**PROBLEM REQUIREMENTS**
Tally up how many lines in the listing below contain the string "Output", and give only the total.

Records from a collection of figures
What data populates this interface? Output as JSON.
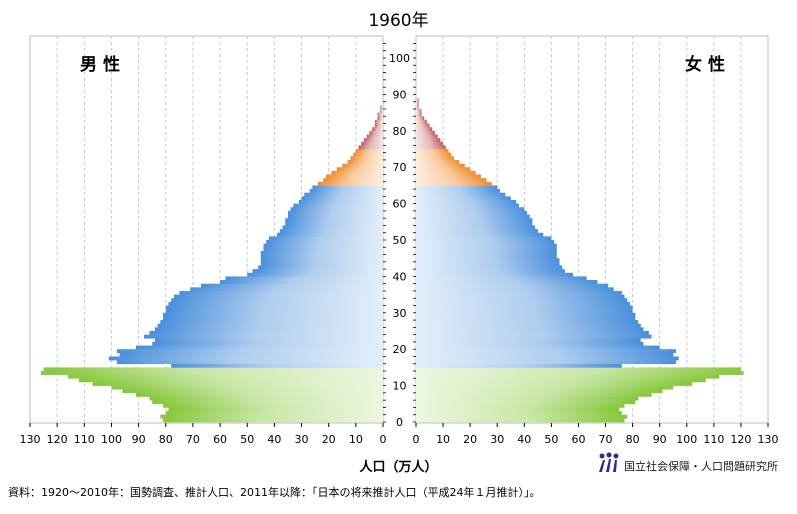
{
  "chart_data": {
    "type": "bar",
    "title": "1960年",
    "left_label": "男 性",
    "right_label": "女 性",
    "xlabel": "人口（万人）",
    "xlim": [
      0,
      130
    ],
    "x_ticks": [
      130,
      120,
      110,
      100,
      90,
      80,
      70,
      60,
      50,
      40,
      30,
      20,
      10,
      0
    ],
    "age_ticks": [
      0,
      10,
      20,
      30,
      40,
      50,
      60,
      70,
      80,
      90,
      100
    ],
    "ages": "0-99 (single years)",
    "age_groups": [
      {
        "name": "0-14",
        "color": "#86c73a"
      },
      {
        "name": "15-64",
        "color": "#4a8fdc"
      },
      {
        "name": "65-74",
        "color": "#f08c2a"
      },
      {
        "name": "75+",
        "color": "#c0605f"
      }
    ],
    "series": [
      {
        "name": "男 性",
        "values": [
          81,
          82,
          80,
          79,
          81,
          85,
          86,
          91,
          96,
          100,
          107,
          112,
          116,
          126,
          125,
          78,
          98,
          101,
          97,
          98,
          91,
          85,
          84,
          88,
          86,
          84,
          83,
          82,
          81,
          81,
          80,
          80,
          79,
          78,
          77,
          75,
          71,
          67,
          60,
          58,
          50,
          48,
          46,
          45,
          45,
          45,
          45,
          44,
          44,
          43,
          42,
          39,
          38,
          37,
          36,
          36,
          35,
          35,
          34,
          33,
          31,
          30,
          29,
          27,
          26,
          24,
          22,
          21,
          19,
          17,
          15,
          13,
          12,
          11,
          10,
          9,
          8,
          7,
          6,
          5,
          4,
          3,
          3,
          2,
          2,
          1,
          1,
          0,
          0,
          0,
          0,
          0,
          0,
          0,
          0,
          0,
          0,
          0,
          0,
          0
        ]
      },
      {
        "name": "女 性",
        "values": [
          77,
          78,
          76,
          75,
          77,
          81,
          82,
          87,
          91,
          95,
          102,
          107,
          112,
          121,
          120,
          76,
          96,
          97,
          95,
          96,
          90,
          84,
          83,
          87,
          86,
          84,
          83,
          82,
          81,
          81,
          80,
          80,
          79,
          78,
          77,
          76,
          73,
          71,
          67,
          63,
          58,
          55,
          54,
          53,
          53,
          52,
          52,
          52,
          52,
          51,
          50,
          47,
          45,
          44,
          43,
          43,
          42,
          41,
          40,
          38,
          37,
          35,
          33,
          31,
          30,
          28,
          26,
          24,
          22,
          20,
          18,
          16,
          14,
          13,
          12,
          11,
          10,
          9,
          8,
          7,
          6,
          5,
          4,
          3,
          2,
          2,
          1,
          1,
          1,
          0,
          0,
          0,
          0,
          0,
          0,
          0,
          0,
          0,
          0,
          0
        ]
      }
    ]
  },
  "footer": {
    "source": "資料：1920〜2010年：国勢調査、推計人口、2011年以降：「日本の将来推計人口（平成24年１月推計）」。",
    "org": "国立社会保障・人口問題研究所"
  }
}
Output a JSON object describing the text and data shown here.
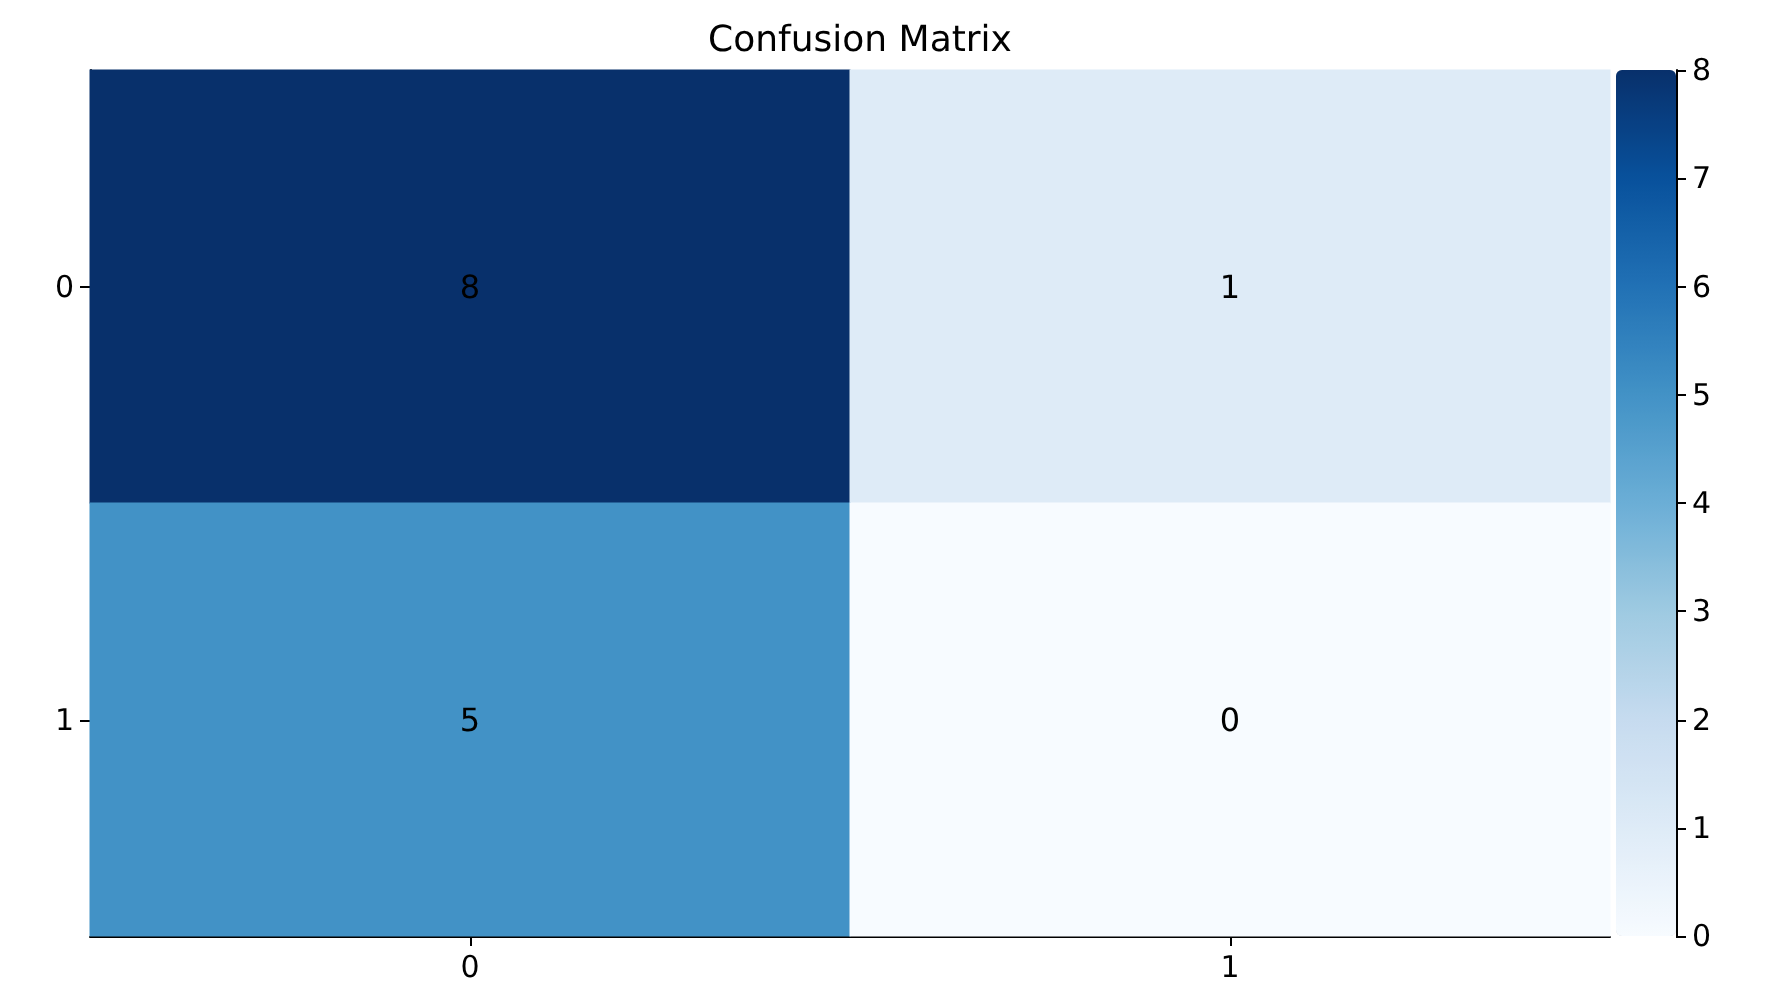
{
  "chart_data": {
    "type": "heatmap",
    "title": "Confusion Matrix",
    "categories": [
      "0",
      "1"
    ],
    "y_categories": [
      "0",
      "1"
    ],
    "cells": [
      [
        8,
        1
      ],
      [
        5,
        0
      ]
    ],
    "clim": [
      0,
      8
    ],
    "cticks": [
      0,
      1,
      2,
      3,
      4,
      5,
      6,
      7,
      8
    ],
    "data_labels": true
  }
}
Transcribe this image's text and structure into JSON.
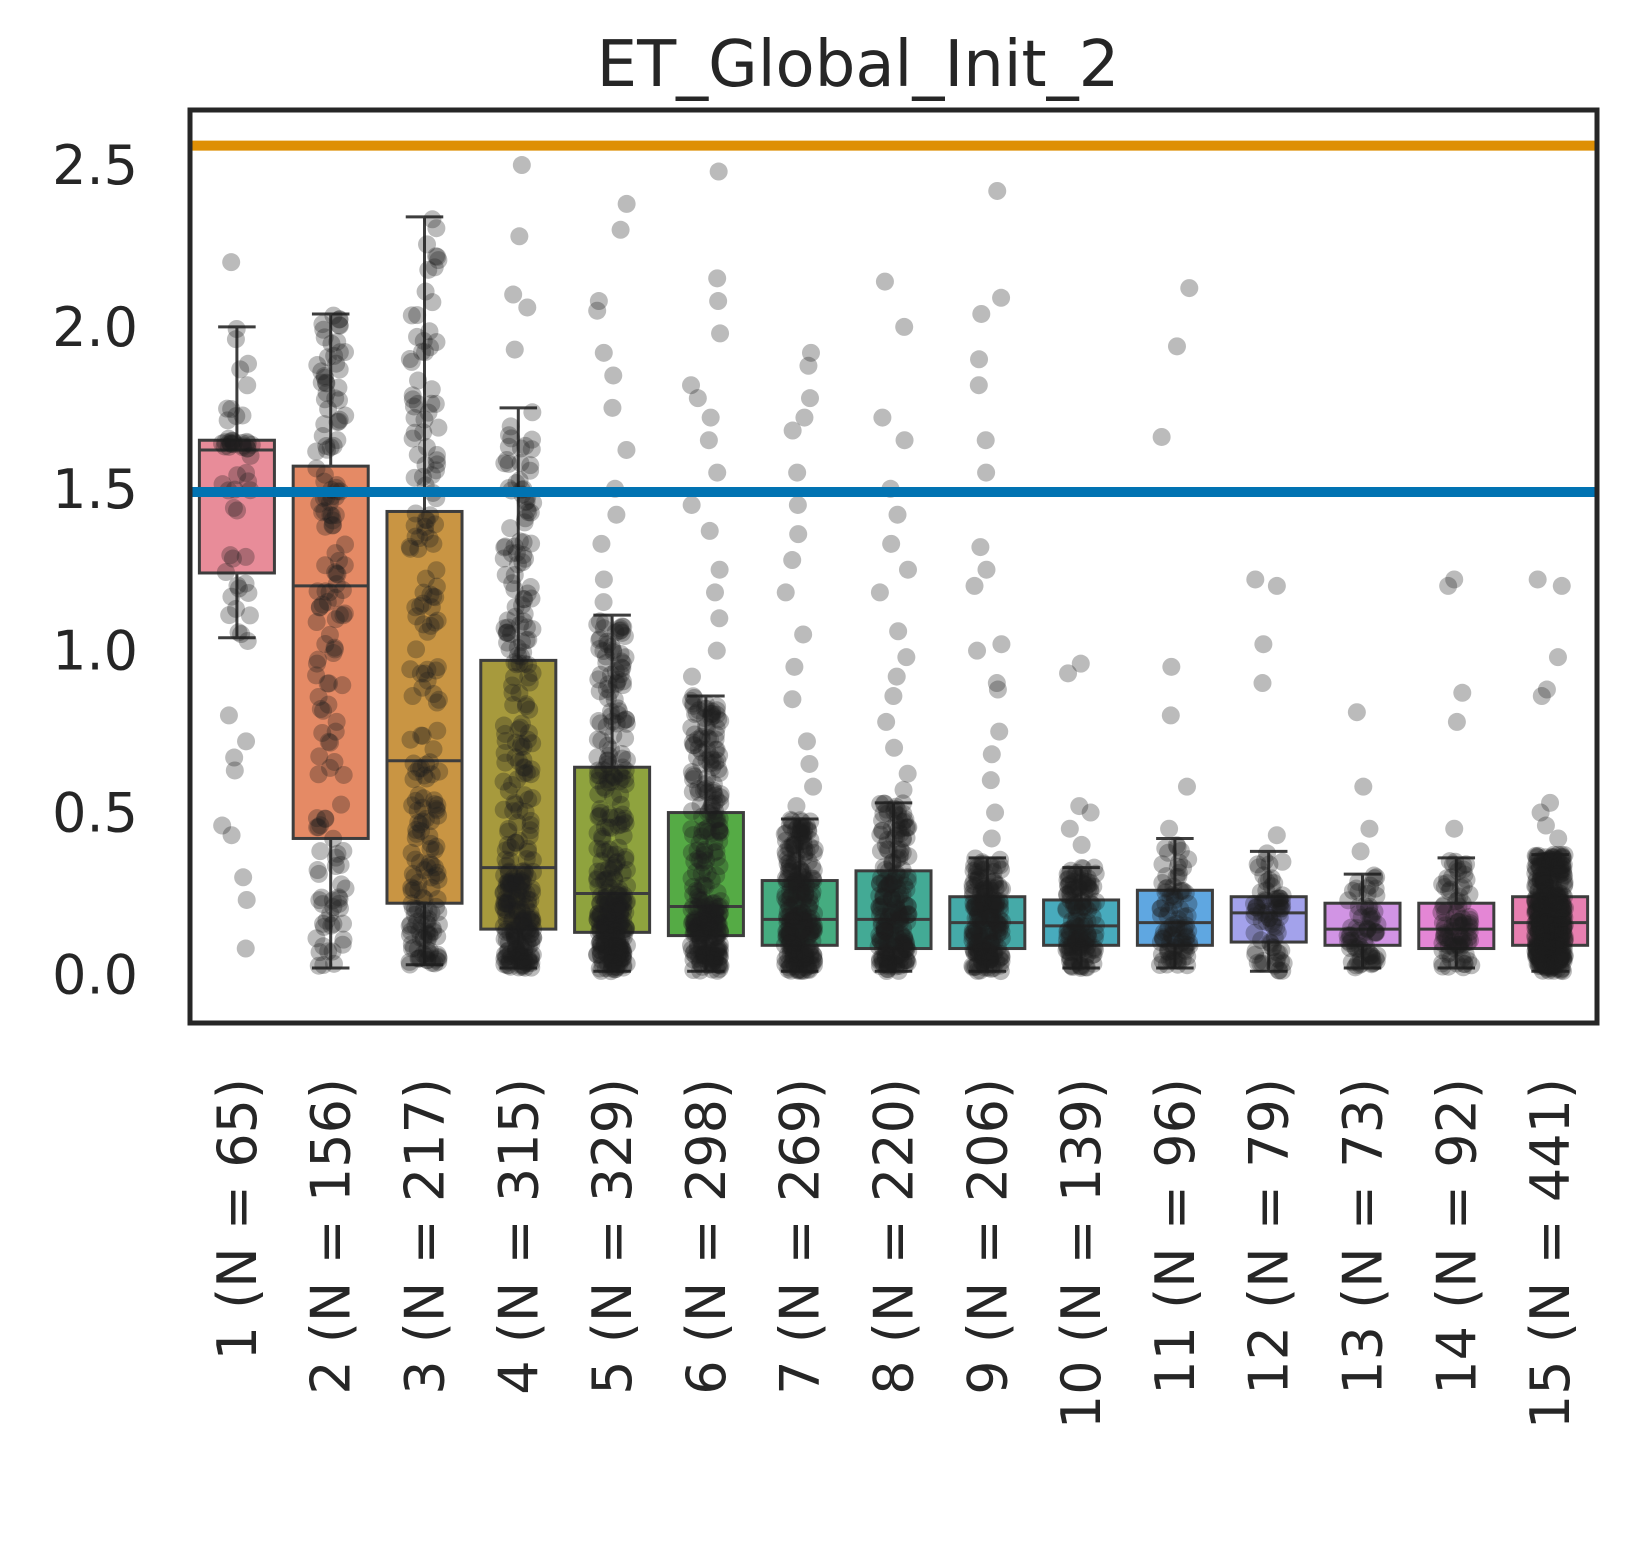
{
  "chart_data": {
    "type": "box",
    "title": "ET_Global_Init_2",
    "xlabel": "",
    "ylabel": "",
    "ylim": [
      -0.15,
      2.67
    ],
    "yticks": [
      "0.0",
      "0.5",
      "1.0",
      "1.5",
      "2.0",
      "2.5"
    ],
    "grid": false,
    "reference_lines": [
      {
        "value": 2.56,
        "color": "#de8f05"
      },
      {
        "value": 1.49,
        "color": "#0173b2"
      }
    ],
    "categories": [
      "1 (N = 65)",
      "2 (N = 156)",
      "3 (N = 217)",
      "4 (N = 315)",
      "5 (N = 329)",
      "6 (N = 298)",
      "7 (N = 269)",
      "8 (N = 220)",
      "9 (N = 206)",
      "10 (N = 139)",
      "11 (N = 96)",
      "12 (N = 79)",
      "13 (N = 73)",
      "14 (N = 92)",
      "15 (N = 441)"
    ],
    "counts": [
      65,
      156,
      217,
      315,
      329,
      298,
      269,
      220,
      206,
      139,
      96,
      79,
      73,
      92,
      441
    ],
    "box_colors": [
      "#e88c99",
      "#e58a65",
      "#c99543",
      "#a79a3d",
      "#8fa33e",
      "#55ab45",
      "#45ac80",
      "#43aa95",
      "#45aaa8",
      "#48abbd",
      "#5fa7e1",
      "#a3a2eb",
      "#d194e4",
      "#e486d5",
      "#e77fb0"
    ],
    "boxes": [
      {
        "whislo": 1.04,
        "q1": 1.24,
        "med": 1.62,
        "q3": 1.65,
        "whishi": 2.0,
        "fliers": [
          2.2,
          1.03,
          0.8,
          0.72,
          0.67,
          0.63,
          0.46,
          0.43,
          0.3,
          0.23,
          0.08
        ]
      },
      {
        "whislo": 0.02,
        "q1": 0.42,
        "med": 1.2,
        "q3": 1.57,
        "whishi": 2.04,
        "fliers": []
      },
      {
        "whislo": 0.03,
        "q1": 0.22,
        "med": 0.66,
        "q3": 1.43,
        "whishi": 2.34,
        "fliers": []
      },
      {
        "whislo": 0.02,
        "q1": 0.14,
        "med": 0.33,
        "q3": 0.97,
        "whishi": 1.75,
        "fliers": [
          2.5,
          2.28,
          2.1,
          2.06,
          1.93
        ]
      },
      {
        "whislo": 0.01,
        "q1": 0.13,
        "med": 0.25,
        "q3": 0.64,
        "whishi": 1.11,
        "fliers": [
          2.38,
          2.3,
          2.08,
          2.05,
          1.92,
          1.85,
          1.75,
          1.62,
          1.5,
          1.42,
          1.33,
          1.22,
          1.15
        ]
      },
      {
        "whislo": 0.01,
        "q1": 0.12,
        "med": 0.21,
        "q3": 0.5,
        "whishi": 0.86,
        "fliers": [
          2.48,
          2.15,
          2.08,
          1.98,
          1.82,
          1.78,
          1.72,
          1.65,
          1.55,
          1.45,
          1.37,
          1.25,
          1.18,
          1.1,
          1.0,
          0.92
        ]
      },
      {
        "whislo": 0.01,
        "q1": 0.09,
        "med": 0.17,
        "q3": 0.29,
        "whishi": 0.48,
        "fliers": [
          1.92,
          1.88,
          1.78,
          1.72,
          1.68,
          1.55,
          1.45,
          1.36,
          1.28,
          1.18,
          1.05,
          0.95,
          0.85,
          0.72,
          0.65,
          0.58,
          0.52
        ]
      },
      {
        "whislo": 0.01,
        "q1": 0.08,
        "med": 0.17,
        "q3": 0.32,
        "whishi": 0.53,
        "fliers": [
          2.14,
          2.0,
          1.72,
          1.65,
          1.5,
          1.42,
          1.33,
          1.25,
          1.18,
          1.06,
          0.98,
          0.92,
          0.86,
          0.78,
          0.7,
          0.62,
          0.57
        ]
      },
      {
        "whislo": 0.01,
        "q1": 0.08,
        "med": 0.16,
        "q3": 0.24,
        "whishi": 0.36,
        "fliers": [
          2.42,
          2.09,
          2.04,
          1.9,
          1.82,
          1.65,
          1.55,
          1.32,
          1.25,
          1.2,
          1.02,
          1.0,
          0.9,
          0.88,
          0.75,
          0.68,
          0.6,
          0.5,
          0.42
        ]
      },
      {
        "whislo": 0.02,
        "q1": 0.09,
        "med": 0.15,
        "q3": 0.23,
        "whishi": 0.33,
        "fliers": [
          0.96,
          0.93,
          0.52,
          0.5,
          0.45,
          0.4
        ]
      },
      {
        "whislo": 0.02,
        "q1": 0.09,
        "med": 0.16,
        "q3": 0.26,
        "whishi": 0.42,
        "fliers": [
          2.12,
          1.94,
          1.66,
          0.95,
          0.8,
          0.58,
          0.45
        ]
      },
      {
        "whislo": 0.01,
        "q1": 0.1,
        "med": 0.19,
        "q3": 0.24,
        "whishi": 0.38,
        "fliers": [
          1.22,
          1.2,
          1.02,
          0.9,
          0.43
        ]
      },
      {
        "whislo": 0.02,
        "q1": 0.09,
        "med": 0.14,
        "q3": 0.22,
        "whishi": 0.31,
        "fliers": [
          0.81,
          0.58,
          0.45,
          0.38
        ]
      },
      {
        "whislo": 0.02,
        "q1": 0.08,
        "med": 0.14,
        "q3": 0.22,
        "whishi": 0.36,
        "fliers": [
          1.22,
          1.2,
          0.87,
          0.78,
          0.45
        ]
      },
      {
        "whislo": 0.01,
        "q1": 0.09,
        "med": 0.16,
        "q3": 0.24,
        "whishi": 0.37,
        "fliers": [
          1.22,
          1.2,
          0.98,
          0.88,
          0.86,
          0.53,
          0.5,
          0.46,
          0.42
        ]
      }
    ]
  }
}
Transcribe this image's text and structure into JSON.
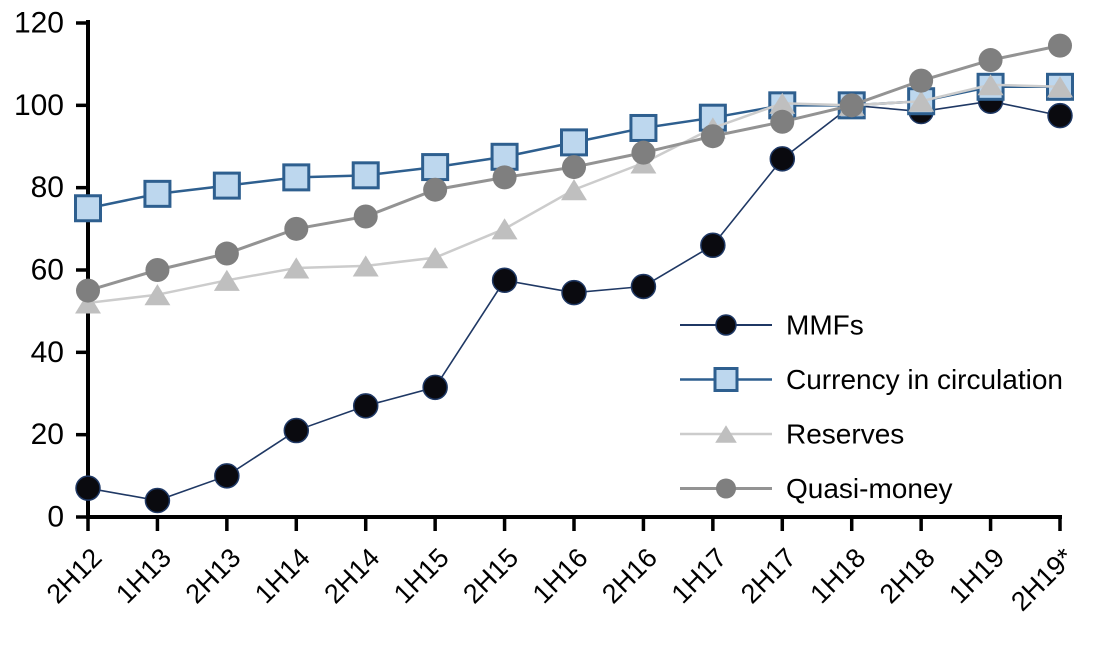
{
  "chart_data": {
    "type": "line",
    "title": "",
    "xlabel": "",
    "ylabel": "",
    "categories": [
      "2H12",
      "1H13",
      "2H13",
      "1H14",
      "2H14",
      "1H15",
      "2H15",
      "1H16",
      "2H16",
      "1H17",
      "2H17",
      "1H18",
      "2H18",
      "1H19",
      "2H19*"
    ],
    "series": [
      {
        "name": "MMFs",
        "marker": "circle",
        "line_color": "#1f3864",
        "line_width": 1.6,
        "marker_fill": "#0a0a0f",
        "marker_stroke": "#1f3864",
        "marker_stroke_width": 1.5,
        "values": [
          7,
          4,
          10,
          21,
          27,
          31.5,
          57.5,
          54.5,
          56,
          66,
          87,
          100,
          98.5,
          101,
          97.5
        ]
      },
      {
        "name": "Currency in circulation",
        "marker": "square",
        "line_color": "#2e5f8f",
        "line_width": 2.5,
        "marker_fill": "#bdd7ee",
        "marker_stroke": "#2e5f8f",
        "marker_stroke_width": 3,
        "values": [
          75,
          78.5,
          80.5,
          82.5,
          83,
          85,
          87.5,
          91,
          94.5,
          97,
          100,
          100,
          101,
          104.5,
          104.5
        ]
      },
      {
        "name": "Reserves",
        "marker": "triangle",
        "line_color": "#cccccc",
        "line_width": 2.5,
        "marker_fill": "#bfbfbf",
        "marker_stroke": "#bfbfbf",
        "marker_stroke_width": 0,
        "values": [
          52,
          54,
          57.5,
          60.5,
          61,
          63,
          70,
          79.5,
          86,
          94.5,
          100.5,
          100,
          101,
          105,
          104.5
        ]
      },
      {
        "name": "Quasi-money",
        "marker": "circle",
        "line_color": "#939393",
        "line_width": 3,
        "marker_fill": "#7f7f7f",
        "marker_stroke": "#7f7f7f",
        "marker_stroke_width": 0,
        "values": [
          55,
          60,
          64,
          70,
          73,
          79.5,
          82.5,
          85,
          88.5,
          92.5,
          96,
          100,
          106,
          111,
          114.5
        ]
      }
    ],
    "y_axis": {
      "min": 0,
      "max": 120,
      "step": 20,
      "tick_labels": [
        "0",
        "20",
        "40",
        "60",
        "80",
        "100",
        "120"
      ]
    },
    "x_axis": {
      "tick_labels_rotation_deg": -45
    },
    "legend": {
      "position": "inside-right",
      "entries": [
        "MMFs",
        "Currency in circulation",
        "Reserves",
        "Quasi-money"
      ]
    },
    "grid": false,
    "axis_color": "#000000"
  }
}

**THE SOLUTION**
2